— START Given records —
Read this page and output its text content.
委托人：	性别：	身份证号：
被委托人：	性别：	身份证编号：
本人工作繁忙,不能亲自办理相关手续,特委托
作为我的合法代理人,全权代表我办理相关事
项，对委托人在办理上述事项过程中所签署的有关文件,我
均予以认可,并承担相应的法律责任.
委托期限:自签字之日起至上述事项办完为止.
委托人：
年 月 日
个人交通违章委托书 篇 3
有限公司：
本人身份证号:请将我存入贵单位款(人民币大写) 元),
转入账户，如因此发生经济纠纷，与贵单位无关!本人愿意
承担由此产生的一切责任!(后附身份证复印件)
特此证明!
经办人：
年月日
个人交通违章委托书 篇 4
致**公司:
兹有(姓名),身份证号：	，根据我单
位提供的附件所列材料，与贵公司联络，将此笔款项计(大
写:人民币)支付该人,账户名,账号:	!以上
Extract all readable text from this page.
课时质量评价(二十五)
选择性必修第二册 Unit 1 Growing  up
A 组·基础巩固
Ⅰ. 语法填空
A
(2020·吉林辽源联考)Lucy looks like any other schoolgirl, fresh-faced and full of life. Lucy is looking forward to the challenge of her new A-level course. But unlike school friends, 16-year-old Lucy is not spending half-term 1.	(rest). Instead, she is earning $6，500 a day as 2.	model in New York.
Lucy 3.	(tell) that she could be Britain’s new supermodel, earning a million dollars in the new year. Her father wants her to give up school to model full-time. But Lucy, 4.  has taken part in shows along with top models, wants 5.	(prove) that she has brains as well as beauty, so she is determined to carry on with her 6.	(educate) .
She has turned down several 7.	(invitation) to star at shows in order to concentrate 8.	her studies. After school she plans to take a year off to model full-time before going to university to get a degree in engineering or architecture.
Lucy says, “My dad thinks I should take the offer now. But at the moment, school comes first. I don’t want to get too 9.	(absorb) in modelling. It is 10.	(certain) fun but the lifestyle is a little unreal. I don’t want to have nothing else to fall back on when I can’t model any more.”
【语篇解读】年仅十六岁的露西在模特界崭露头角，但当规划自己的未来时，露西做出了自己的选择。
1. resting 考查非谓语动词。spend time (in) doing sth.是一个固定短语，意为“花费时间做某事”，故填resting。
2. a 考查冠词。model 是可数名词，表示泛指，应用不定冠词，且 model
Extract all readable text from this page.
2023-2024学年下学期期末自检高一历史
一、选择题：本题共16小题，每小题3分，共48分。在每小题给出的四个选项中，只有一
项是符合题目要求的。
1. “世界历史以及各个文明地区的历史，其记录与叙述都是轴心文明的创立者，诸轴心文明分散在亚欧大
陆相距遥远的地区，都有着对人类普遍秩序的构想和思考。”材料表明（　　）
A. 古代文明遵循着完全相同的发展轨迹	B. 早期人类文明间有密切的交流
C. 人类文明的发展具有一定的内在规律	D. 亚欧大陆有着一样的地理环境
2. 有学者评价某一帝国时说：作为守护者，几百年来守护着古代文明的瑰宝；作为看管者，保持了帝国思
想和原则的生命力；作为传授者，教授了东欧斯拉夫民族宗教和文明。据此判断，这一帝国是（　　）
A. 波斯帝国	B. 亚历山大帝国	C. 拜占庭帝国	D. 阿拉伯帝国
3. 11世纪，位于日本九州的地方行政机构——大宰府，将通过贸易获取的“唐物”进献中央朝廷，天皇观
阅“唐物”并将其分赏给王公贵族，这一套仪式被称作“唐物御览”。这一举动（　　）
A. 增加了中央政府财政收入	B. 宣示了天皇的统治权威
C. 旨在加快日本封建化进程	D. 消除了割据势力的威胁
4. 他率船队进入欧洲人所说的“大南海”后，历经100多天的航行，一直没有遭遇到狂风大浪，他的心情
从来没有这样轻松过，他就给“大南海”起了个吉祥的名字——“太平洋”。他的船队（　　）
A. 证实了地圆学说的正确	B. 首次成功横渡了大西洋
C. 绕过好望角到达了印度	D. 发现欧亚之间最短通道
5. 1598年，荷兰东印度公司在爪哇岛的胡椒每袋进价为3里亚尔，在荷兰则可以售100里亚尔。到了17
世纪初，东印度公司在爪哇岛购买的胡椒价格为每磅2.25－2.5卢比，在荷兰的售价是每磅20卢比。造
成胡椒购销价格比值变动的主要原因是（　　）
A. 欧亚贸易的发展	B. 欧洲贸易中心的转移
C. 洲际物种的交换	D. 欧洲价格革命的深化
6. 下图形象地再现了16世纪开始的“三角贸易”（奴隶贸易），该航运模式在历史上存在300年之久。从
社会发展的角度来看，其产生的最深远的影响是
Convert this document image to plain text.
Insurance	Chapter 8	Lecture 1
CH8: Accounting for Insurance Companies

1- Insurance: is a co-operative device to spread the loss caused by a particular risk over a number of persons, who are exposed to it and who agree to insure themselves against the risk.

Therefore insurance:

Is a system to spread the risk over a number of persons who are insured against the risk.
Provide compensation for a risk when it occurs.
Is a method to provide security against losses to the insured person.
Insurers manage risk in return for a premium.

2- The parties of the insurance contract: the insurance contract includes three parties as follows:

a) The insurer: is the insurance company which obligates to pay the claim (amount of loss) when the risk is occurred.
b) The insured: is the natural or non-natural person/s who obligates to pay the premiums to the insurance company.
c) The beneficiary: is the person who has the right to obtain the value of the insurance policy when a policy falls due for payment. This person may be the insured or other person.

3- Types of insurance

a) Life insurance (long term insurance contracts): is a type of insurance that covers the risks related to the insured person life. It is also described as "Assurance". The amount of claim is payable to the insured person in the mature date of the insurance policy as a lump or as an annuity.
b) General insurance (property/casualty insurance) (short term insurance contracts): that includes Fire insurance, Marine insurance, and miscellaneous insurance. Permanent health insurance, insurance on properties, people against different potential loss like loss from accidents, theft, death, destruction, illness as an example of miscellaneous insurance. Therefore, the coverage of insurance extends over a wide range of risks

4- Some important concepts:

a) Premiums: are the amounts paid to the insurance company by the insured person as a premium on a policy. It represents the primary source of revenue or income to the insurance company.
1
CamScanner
— END Given records —
Set down every line of the listing above again, exactly as given.

> [Full solution]:
Read this page and output its text content.
委托人：	性别：	身份证号：
被委托人：	性别：	身份证编号：
本人工作繁忙,不能亲自办理相关手续,特委托
作为我的合法代理人,全权代表我办理相关事
项，对委托人在办理上述事项过程中所签署的有关文件,我
均予以认可,并承担相应的法律责任.
委托期限:自签字之日起至上述事项办完为止.
委托人：
年 月 日
个人交通违章委托书 篇 3
有限公司：
本人身份证号:请将我存入贵单位款(人民币大写) 元),
转入账户，如因此发生经济纠纷，与贵单位无关!本人愿意
承担由此产生的一切责任!(后附身份证复印件)
特此证明!
经办人：
年月日
个人交通违章委托书 篇 4
致**公司:
兹有(姓名),身份证号：	，根据我单
位提供的附件所列材料，与贵公司联络，将此笔款项计(大
写:人民币)支付该人,账户名,账号:	!以上
Extract all readable text from this page.
课时质量评价(二十五)
选择性必修第二册 Unit 1 Growing  up
A 组·基础巩固
Ⅰ. 语法填空
A
(2020·吉林辽源联考)Lucy looks like any other schoolgirl, fresh-faced and full of life. Lucy is looking forward to the challenge of her new A-level course. But unlike school friends, 16-year-old Lucy is not spending half-term 1.	(rest). Instead, she is earning $6，500 a day as 2.	model in New York.
Lucy 3.	(tell) that she could be Britain’s new supermodel, earning a million dollars in the new year. Her father wants her to give up school to model full-time. But Lucy, 4.  has taken part in shows along with top models, wants 5.	(prove) that she has brains as well as beauty, so she is determined to carry on with her 6.	(educate) .
She has turned down several 7.	(invitation) to star at shows in order to concentrate 8.	her studies. After school she plans to take a year off to model full-time before going to university to get a degree in engineering or architecture.
Lucy says, “My dad thinks I should take the offer now. But at the moment, school comes first. I don’t want to get too 9.	(absorb) in modelling. It is 10.	(certain) fun but the lifestyle is a little unreal. I don’t want to have nothing else to fall back on when I can’t model any more.”
【语篇解读】年仅十六岁的露西在模特界崭露头角，但当规划自己的未来时，露西做出了自己的选择。
1. resting 考查非谓语动词。spend time (in) doing sth.是一个固定短语，意为“花费时间做某事”，故填resting。
2. a 考查冠词。model 是可数名词，表示泛指，应用不定冠词，且 model
Extract all readable text from this page.
2023-2024学年下学期期末自检高一历史
一、选择题：本题共16小题，每小题3分，共48分。在每小题给出的四个选项中，只有一
项是符合题目要求的。
1. “世界历史以及各个文明地区的历史，其记录与叙述都是轴心文明的创立者，诸轴心文明分散在亚欧大
陆相距遥远的地区，都有着对人类普遍秩序的构想和思考。”材料表明（　　）
A. 古代文明遵循着完全相同的发展轨迹	B. 早期人类文明间有密切的交流
C. 人类文明的发展具有一定的内在规律	D. 亚欧大陆有着一样的地理环境
2. 有学者评价某一帝国时说：作为守护者，几百年来守护着古代文明的瑰宝；作为看管者，保持了帝国思
想和原则的生命力；作为传授者，教授了东欧斯拉夫民族宗教和文明。据此判断，这一帝国是（　　）
A. 波斯帝国	B. 亚历山大帝国	C. 拜占庭帝国	D. 阿拉伯帝国
3. 11世纪，位于日本九州的地方行政机构——大宰府，将通过贸易获取的“唐物”进献中央朝廷，天皇观
阅“唐物”并将其分赏给王公贵族，这一套仪式被称作“唐物御览”。这一举动（　　）
A. 增加了中央政府财政收入	B. 宣示了天皇的统治权威
C. 旨在加快日本封建化进程	D. 消除了割据势力的威胁
4. 他率船队进入欧洲人所说的“大南海”后，历经100多天的航行，一直没有遭遇到狂风大浪，他的心情
从来没有这样轻松过，他就给“大南海”起了个吉祥的名字——“太平洋”。他的船队（　　）
A. 证实了地圆学说的正确	B. 首次成功横渡了大西洋
C. 绕过好望角到达了印度	D. 发现欧亚之间最短通道
5. 1598年，荷兰东印度公司在爪哇岛的胡椒每袋进价为3里亚尔，在荷兰则可以售100里亚尔。到了17
世纪初，东印度公司在爪哇岛购买的胡椒价格为每磅2.25－2.5卢比，在荷兰的售价是每磅20卢比。造
成胡椒购销价格比值变动的主要原因是（　　）
A. 欧亚贸易的发展	B. 欧洲贸易中心的转移
C. 洲际物种的交换	D. 欧洲价格革命的深化
6. 下图形象地再现了16世纪开始的“三角贸易”（奴隶贸易），该航运模式在历史上存在300年之久。从
社会发展的角度来看，其产生的最深远的影响是
Convert this document image to plain text.
Insurance	Chapter 8	Lecture 1
CH8: Accounting for Insurance Companies

1- Insurance: is a co-operative device to spread the loss caused by a particular risk over a number of persons, who are exposed to it and who agree to insure themselves against the risk.

Therefore insurance:

Is a system to spread the risk over a number of persons who are insured against the risk.
Provide compensation for a risk when it occurs.
Is a method to provide security against losses to the insured person.
Insurers manage risk in return for a premium.

2- The parties of the insurance contract: the insurance contract includes three parties as follows:

a) The insurer: is the insurance company which obligates to pay the claim (amount of loss) when the risk is occurred.
b) The insured: is the natural or non-natural person/s who obligates to pay the premiums to the insurance company.
c) The beneficiary: is the person who has the right to obtain the value of the insurance policy when a policy falls due for payment. This person may be the insured or other person.

3- Types of insurance

a) Life insurance (long term insurance contracts): is a type of insurance that covers the risks related to the insured person life. It is also described as "Assurance". The amount of claim is payable to the insured person in the mature date of the insurance policy as a lump or as an annuity.
b) General insurance (property/casualty insurance) (short term insurance contracts): that includes Fire insurance, Marine insurance, and miscellaneous insurance. Permanent health insurance, insurance on properties, people against different potential loss like loss from accidents, theft, death, destruction, illness as an example of miscellaneous insurance. Therefore, the coverage of insurance extends over a wide range of risks

4- Some important concepts:

a) Premiums: are the amounts paid to the insurance company by the insured person as a premium on a policy. It represents the primary source of revenue or income to the insurance company.
1
CamScanner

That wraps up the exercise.